Exercise requirements: Report back each line of the records that contains the string "SDTVAR".

Given data:
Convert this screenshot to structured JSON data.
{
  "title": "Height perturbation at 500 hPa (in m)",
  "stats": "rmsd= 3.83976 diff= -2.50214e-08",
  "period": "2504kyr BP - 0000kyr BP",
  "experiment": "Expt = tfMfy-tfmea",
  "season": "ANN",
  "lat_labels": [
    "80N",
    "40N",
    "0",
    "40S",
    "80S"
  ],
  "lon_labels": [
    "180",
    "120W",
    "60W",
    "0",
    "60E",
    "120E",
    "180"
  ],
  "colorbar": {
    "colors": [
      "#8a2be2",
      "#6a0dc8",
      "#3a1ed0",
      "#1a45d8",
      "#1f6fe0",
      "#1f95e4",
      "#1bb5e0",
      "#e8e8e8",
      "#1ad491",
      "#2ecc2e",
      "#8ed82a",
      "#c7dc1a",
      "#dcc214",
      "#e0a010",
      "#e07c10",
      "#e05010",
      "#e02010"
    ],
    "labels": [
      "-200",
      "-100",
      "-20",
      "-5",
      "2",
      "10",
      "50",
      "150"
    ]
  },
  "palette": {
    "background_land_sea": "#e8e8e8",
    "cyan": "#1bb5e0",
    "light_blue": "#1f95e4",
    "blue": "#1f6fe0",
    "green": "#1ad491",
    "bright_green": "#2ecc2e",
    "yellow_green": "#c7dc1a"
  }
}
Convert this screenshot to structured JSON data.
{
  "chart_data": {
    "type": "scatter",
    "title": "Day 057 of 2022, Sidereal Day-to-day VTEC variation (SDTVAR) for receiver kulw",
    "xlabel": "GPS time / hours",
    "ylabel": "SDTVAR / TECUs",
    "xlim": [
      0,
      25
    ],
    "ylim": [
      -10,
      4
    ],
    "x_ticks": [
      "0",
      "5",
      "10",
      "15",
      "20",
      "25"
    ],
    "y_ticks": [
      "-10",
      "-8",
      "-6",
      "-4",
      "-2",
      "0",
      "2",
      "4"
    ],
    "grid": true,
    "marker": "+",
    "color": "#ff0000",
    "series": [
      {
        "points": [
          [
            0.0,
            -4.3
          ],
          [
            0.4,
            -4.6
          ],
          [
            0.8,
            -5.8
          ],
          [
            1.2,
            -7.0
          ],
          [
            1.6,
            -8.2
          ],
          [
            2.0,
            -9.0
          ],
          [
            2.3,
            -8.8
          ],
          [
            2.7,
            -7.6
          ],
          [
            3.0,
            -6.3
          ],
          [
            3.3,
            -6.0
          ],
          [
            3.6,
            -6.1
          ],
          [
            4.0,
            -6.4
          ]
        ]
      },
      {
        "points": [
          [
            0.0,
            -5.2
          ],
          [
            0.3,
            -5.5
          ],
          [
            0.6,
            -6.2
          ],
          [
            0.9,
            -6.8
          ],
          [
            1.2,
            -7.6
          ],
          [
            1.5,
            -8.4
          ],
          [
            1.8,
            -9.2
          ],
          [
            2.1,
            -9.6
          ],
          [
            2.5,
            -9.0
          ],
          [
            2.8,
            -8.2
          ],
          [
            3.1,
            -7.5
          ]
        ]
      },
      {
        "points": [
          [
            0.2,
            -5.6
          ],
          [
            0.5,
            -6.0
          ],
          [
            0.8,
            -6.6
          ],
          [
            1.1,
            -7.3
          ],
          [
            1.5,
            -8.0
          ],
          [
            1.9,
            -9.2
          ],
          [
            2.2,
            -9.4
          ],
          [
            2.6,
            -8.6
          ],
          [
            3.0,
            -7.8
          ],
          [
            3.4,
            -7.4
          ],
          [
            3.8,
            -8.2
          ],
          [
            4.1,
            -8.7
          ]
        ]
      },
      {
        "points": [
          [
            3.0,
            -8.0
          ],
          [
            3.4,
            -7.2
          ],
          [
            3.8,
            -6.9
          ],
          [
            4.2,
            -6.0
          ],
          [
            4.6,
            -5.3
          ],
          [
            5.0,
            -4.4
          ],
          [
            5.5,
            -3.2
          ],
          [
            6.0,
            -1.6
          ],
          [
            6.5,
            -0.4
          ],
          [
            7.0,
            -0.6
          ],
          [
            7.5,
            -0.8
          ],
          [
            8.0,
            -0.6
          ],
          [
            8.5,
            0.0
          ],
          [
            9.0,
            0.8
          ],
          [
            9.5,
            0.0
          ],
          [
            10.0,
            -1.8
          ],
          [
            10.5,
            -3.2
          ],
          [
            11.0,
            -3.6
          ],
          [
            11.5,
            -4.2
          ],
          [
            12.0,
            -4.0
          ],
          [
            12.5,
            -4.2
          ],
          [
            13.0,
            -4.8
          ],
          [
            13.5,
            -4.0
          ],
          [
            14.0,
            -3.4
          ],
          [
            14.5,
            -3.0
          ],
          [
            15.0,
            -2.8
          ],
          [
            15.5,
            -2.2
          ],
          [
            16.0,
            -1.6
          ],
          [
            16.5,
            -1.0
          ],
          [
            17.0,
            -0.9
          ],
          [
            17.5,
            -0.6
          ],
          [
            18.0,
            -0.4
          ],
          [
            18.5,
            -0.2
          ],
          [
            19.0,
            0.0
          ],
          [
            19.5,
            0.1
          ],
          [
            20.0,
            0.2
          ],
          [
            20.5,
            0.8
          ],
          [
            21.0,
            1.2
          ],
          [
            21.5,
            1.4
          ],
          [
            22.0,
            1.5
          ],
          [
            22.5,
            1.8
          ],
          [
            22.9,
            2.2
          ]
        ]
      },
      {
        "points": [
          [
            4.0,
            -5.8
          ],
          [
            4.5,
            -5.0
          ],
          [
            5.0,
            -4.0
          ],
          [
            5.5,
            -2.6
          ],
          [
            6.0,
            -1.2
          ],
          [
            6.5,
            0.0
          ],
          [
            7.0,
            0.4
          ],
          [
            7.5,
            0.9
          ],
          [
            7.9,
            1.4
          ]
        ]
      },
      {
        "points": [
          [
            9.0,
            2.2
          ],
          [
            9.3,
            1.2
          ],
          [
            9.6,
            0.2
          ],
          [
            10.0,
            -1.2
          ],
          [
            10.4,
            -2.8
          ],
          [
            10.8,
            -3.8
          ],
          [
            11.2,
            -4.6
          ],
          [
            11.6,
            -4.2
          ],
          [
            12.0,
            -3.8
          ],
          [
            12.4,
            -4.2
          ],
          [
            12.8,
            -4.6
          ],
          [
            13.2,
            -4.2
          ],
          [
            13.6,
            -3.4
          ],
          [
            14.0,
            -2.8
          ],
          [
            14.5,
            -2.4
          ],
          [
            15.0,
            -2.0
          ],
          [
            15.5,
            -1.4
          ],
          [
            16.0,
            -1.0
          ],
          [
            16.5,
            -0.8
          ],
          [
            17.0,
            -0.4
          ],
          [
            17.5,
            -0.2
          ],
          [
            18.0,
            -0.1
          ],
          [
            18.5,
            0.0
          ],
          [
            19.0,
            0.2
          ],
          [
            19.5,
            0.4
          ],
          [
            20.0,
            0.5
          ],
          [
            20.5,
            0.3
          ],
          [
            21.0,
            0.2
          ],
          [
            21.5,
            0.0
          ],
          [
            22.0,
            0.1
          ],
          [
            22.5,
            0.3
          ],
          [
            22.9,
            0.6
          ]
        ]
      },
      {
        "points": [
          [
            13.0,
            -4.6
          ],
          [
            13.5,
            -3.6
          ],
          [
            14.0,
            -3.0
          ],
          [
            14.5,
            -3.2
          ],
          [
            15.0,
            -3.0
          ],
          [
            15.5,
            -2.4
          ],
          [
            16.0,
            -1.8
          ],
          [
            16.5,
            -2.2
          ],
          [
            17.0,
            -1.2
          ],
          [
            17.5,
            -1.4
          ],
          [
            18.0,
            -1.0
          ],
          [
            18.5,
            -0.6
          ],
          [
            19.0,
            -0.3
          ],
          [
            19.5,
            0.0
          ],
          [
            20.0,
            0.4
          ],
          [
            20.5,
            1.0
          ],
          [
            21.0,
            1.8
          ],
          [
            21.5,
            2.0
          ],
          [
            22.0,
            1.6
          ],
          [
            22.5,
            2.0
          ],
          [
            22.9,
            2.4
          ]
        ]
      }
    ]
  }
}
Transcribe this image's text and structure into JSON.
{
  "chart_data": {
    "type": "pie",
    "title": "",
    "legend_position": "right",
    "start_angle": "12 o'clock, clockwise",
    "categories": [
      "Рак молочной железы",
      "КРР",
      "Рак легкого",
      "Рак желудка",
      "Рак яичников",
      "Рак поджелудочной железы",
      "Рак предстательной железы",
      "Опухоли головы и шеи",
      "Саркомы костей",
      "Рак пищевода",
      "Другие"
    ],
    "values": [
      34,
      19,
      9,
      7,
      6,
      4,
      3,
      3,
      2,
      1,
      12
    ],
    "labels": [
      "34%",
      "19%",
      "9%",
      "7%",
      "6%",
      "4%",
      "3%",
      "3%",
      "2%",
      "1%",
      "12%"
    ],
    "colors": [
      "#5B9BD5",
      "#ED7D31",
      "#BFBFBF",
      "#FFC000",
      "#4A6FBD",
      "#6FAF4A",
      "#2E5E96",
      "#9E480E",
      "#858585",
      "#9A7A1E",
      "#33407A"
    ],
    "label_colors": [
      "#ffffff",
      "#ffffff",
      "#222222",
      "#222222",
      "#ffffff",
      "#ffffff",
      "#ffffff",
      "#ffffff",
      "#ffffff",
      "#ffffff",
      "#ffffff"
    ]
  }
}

Response:
    "title": "Day 057 of 2022, Sidereal Day-to-day VTEC variation (SDTVAR) for receiver kulw",
    "ylabel": "SDTVAR / TECUs",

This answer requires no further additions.